■ What is being asked:
Each line containing the word "Department" must be reported.

[Dataset items]
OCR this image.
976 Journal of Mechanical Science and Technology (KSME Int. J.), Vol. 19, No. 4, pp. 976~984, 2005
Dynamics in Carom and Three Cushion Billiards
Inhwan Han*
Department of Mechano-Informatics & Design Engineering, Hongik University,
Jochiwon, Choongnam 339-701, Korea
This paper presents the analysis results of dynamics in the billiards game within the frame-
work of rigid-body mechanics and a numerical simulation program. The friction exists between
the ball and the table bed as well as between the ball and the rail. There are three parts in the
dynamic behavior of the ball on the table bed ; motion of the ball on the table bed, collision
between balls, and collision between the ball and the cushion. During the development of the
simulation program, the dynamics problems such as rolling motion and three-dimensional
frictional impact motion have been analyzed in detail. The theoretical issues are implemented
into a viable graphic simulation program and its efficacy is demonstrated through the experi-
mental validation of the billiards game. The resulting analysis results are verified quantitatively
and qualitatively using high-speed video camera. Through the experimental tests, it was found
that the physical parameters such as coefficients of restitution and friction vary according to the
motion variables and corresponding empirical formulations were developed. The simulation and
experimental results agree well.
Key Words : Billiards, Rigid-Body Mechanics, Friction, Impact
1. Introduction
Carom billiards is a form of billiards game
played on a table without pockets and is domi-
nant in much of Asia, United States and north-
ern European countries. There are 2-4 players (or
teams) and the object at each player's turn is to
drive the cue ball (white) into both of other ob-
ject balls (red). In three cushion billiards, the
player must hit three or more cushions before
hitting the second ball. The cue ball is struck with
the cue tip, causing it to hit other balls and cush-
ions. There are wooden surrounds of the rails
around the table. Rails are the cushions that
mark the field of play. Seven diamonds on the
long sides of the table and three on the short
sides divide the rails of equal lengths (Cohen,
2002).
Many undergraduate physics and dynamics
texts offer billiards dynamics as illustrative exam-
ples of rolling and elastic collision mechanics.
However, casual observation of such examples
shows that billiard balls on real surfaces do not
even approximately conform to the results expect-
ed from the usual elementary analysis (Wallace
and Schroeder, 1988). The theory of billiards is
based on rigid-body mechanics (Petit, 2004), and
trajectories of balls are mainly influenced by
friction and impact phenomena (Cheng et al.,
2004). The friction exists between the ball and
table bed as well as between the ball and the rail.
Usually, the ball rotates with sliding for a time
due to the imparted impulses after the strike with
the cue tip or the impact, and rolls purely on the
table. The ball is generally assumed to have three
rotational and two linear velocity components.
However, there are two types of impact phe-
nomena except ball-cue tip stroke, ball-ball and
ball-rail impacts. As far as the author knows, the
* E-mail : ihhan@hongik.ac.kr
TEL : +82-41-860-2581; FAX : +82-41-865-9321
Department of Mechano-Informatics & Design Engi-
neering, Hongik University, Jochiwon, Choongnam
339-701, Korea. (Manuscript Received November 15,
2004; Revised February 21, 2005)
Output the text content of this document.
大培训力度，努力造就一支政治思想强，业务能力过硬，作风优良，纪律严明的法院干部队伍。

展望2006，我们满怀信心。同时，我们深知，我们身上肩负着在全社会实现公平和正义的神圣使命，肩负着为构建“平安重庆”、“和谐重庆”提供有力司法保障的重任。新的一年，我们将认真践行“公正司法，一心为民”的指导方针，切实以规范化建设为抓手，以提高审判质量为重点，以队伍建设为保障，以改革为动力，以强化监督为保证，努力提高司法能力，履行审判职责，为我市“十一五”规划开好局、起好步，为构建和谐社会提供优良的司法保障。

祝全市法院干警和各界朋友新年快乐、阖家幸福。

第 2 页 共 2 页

■ Output:
Department of Mechano-Informatics & Design Engineering, Hongik University,
Department of Mechano-Informatics & Design Engi-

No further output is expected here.